PASSAGE

· · · ·

Wall Street is looking for United Technologies to post a 17 percent increase in earnings per share over the next two years, even though sales are expected to rise only 8 percent. Bridging that gap means cutting costs wherever savings can be found, as Mr. McDonough suggested at the meeting with analysts.
Still he rejected the notion that pressure from Wall Street, or corporate greed, or even trade policy, had prompted the factory move to Monterrey. “This was a really tough decision,” he said. “This will have a real impact on folks we care about and this community. We’re an American company, but we compete globally.”
Staying competitive, raising profits and investing are among the reasons 400 white-collar jobs in areas like engineering and marketing will remain in Indiana.
“Our company, with American workers,” he added, “builds a heck of a lot of stuff in the U.S.”
‘A Healthy Environment’
Less than a three-hour drive south of Laredo, Tex., where the mountains meet the desert scrub near Monterrey, lies one industrial park after another. That’s where Carrier and many other American manufacturers have built gleaming factories.

· · · ·

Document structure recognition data
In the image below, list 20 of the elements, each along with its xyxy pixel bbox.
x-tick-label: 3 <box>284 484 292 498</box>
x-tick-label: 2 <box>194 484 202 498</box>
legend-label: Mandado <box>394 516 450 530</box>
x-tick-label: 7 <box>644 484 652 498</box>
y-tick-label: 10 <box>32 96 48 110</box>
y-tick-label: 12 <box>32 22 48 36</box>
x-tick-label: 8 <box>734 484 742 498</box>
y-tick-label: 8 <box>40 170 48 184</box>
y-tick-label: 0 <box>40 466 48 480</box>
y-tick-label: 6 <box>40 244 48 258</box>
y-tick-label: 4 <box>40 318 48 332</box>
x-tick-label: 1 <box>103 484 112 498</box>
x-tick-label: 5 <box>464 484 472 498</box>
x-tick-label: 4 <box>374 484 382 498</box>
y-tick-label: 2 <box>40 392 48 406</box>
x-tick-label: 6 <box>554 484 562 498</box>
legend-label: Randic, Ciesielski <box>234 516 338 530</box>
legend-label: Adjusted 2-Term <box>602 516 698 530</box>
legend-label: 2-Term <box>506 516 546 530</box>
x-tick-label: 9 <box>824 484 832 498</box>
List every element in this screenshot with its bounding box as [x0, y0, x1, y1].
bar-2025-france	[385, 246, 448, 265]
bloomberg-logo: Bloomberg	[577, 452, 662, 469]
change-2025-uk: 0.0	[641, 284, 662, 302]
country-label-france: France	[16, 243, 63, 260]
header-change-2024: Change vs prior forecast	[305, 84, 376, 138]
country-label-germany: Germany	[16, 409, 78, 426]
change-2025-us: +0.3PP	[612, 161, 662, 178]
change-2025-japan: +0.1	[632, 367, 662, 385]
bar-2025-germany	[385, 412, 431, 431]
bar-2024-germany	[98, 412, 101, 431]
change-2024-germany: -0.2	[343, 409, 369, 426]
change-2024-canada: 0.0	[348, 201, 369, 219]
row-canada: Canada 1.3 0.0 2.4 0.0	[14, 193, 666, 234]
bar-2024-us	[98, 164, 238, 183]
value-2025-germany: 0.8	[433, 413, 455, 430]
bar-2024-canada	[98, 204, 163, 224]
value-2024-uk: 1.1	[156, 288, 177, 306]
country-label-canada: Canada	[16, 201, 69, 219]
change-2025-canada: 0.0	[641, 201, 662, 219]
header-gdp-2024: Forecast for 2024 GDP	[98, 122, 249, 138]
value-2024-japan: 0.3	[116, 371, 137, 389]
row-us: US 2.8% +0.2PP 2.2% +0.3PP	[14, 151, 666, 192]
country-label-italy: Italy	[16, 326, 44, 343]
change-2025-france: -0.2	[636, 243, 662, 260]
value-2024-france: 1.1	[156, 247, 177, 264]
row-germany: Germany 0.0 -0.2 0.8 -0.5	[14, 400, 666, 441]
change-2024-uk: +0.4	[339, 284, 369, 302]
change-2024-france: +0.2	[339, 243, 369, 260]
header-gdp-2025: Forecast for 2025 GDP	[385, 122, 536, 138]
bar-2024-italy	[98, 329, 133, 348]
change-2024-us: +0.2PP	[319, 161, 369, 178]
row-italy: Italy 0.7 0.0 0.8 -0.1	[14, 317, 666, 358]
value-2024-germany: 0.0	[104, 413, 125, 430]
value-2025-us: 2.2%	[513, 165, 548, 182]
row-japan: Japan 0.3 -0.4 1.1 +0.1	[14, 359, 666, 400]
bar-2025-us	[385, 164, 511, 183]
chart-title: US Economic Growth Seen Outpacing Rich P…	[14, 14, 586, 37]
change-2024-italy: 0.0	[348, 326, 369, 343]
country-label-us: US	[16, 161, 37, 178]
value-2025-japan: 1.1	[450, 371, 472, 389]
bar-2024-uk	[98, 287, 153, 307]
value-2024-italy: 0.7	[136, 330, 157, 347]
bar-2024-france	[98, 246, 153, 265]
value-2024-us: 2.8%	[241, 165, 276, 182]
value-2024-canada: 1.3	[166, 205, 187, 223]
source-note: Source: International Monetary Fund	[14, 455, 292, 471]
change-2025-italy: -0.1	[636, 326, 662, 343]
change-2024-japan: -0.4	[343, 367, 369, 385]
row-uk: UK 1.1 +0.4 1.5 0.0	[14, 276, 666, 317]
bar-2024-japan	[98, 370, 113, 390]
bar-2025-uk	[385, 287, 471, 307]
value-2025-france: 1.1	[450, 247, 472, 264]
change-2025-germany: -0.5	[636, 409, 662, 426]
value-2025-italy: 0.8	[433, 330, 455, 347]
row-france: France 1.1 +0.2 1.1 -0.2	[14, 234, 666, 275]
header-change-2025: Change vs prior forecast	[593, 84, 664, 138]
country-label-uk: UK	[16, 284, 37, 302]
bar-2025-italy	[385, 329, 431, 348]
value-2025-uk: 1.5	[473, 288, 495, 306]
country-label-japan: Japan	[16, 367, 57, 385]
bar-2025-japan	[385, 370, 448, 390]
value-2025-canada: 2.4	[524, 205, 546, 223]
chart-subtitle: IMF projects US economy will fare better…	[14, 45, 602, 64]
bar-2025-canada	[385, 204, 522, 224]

· · · ·

INSTRUCTIONS
[1] In the article on the Carrier factory move, Mr. McDonough rejects several possible causes for the move to Monterrey. List each one he rejects.
[2] Reproduce word for word the portion of the article on the Carrier factory move from "Still he rejected" up to and including "remain in Indiana.".
[3] Write what comes next in the article on the Carrier factory move, picking up after its final sentence.

WRITTEN RESPONSES
[1]
- Pressure from Wall Street
- Corporate greed
- Trade policy

[2]
Still he rejected the notion that pressure from Wall Street, or corporate greed, or even trade policy, had prompted the factory move to Monterrey. “This was a really tough decision,” he said. “This will have a real impact on folks we care about and this community. We’re an American company, but we compete globally.”
Staying competitive, raising profits and investing are among the reasons 400 white-collar jobs in areas like engineering and marketing will remain in Indiana.

[3]
Outside Carrier’s plant on Hermenegildo Galeana Street in the suburb of Santa Catarina, a worker named Antonio Arroyo has nothing but positive things to say about his job, much like his colleagues in Indianapolis until last month. “The atmosphere is relaxed, a healthy environment,” he said. “Even the temporary workers are constantly trained.”
As in the United States, the day shift starts around 6 a.m. and finishes about 4 p.m., with a break for lunch. Temporary workers, who have contracts lasting from three to six months, earn 163 pesos a day, or $9.40. Permanent workers make 330 pesos for a day’s work, or $19.
Hourly salaries in Indianapolis range from $15 to $26 an hour, as they do up the road in Huntington, Ind., where an additional 700 United Technologies jobs will be transferred to Mexico as well.
United Technologies is not hurting like the American automakers or steel giants who lost billions when they were caught short by up-and-coming Japanese and South Korean competitors in the 1970s and 1980s. But the company says it fears it could end up in a similar situation if it doesn’t make sure it is among the most efficient manufacturers in the world.
Over all, United Technologies earned nearly $7.6 billion last year, and $2.9 billion of that came from the climate, controls and security division that includes Carrier. Those profits aren’t under pressure; in fact, margins in the unit have steadily expanded in recent years.
But that’s not good enough, said Howard Rubel, a senior analyst at Jefferies, who notes that United Technologies has vowed to cut at least a half-billion dollars in costs annually for the next few years. “The stock hasn’t done well,” Mr. Rubel pointed out.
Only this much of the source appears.